== Work instructions ==
Below are the records. List every line holding the word "text".

────────────────────────────────────────

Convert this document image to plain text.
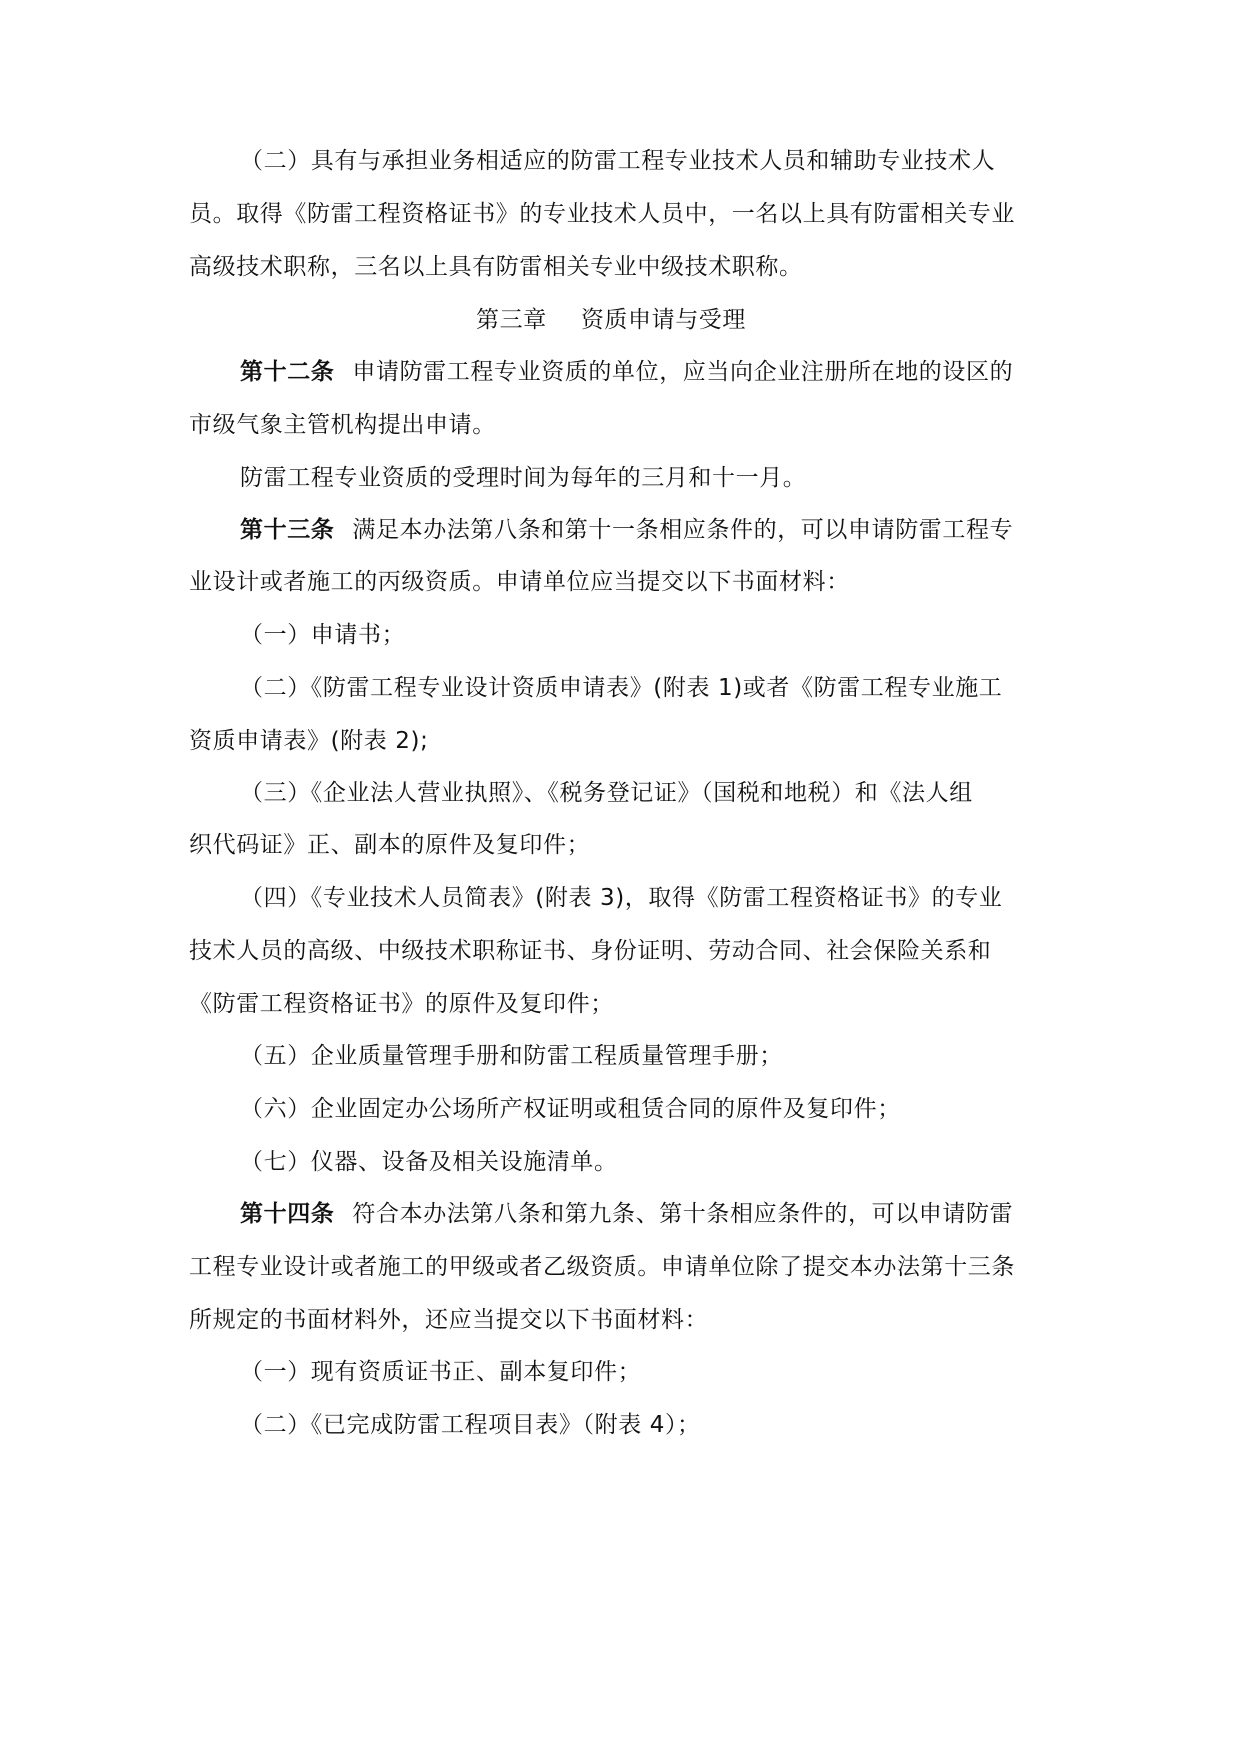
（二）具有与承担业务相适应的防雷工程专业技术人员和辅助专业技术人
员。取得《防雷工程资格证书》的专业技术人员中，一名以上具有防雷相关专业
高级技术职称，三名以上具有防雷相关专业中级技术职称。
第三章 资质申请与受理
第十二条 申请防雷工程专业资质的单位，应当向企业注册所在地的设区的
市级气象主管机构提出申请。
防雷工程专业资质的受理时间为每年的三月和十一月。
第十三条 满足本办法第八条和第十一条相应条件的，可以申请防雷工程专
业设计或者施工的丙级资质。申请单位应当提交以下书面材料：
（一）申请书；
（二）《防雷工程专业设计资质申请表》(附表 1)或者《防雷工程专业施工
资质申请表》(附表 2);
（三）《企业法人营业执照》、《税务登记证》（国税和地税）和《法人组
织代码证》正、副本的原件及复印件；
（四）《专业技术人员简表》(附表 3)，取得《防雷工程资格证书》的专业
技术人员的高级、中级技术职称证书、身份证明、劳动合同、社会保险关系和
《防雷工程资格证书》的原件及复印件；
（五）企业质量管理手册和防雷工程质量管理手册；
（六）企业固定办公场所产权证明或租赁合同的原件及复印件；
（七）仪器、设备及相关设施清单。
第十四条 符合本办法第八条和第九条、第十条相应条件的，可以申请防雷
工程专业设计或者施工的甲级或者乙级资质。申请单位除了提交本办法第十三条
所规定的书面材料外，还应当提交以下书面材料：
（一）现有资质证书正、副本复印件；
（二）《已完成防雷工程项目表》（附表 4）；
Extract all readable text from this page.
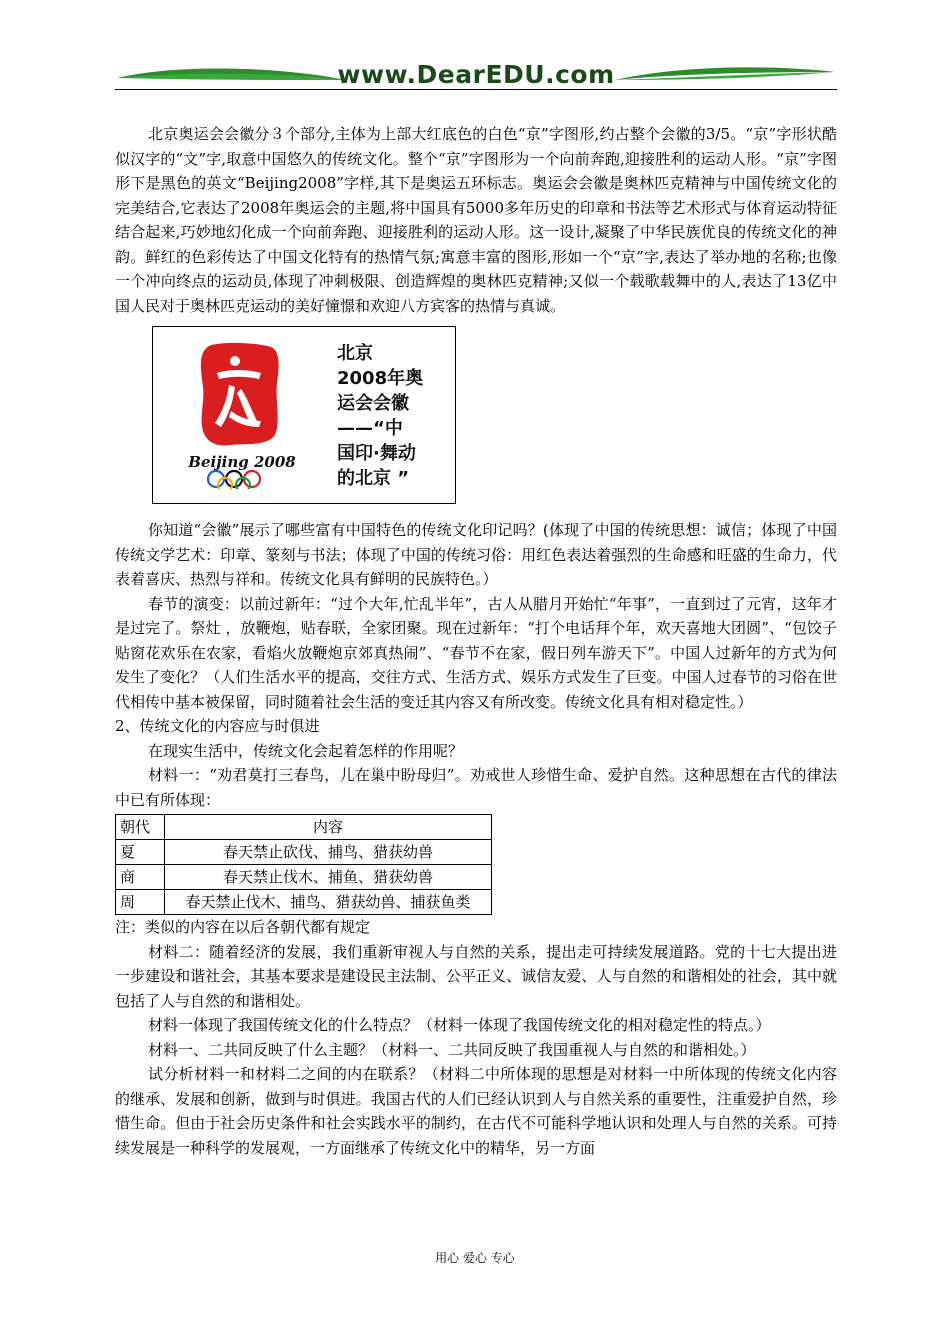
www.DearEDU.com

北京奥运会会徽分３个部分,主体为上部大红底色的白色“京”字图形,约占整个会徽的3/5。“京”字形状酷似汉字的“文”字,取意中国悠久的传统文化。整个“京”字图形为一个向前奔跑,迎接胜利的运动人形。“京”字图形下是黑色的英文“Beijing2008”字样,其下是奥运五环标志。奥运会会徽是奥林匹克精神与中国传统文化的完美结合,它表达了2008年奥运会的主题,将中国具有5000多年历史的印章和书法等艺术形式与体育运动特征结合起来,巧妙地幻化成一个向前奔跑、迎接胜利的运动人形。这一设计,凝聚了中华民族优良的传统文化的神韵。鲜红的色彩传达了中国文化特有的热情气氛;寓意丰富的图形,形如一个“京”字,表达了举办地的名称;也像一个冲向终点的运动员,体现了冲刺极限、创造辉煌的奥林匹克精神;又似一个载歌载舞中的人,表达了13亿中国人民对于奥林匹克运动的美好憧憬和欢迎八方宾客的热情与真诚。

Beijing 2008
北京
2008年奥
运会会徽
——“中
国印·舞动
的北京 ”

你知道“会徽”展示了哪些富有中国特色的传统文化印记吗？(体现了中国的传统思想：诚信；体现了中国传统文学艺术：印章、篆刻与书法；体现了中国的传统习俗：用红色表达着强烈的生命感和旺盛的生命力，代表着喜庆、热烈与祥和。传统文化具有鲜明的民族特色。）

春节的演变：以前过新年：“过个大年,忙乱半年”，古人从腊月开始忙“年事”，一直到过了元宵，这年才是过完了。祭灶 ，放鞭炮，贴春联，全家团聚。现在过新年：“打个电话拜个年，欢天喜地大团圆”、“包饺子贴窗花欢乐在农家，看焰火放鞭炮京郊真热闹”、“春节不在家，假日列车游天下”。中国人过新年的方式为何发生了变化？（人们生活水平的提高，交往方式、生活方式、娱乐方式发生了巨变。中国人过春节的习俗在世代相传中基本被保留，同时随着社会生活的变迁其内容又有所改变。传统文化具有相对稳定性。）

2、传统文化的内容应与时俱进

在现实生活中，传统文化会起着怎样的作用呢？

材料一：“劝君莫打三春鸟，儿在巢中盼母归”。劝戒世人珍惜生命、爱护自然。这种思想在古代的律法中已有所体现：

朝代	内容
夏	春天禁止砍伐、捕鸟、猎获幼兽
商	春天禁止伐木、捕鱼、猎获幼兽
周	春天禁止伐木、捕鸟、猎获幼兽、捕获鱼类

注：类似的内容在以后各朝代都有规定

材料二：随着经济的发展，我们重新审视人与自然的关系，提出走可持续发展道路。党的十七大提出进一步建设和谐社会，其基本要求是建设民主法制、公平正义、诚信友爱、人与自然的和谐相处的社会，其中就包括了人与自然的和谐相处。

材料一体现了我国传统文化的什么特点？（材料一体现了我国传统文化的相对稳定性的特点。）

材料一、二共同反映了什么主题？（材料一、二共同反映了我国重视人与自然的和谐相处。）

试分析材料一和材料二之间的内在联系？（材料二中所体现的思想是对材料一中所体现的传统文化内容的继承、发展和创新，做到与时俱进。我国古代的人们已经认识到人与自然关系的重要性，注重爱护自然，珍惜生命。但由于社会历史条件和社会实践水平的制约，在古代不可能科学地认识和处理人与自然的关系。可持续发展是一种科学的发展观，一方面继承了传统文化中的精华，另一方面

用心 爱心 专心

────────────────────────────────────────

== Answer to this exercise ==
Convert this document image to plain text.
Extract all readable text from this page.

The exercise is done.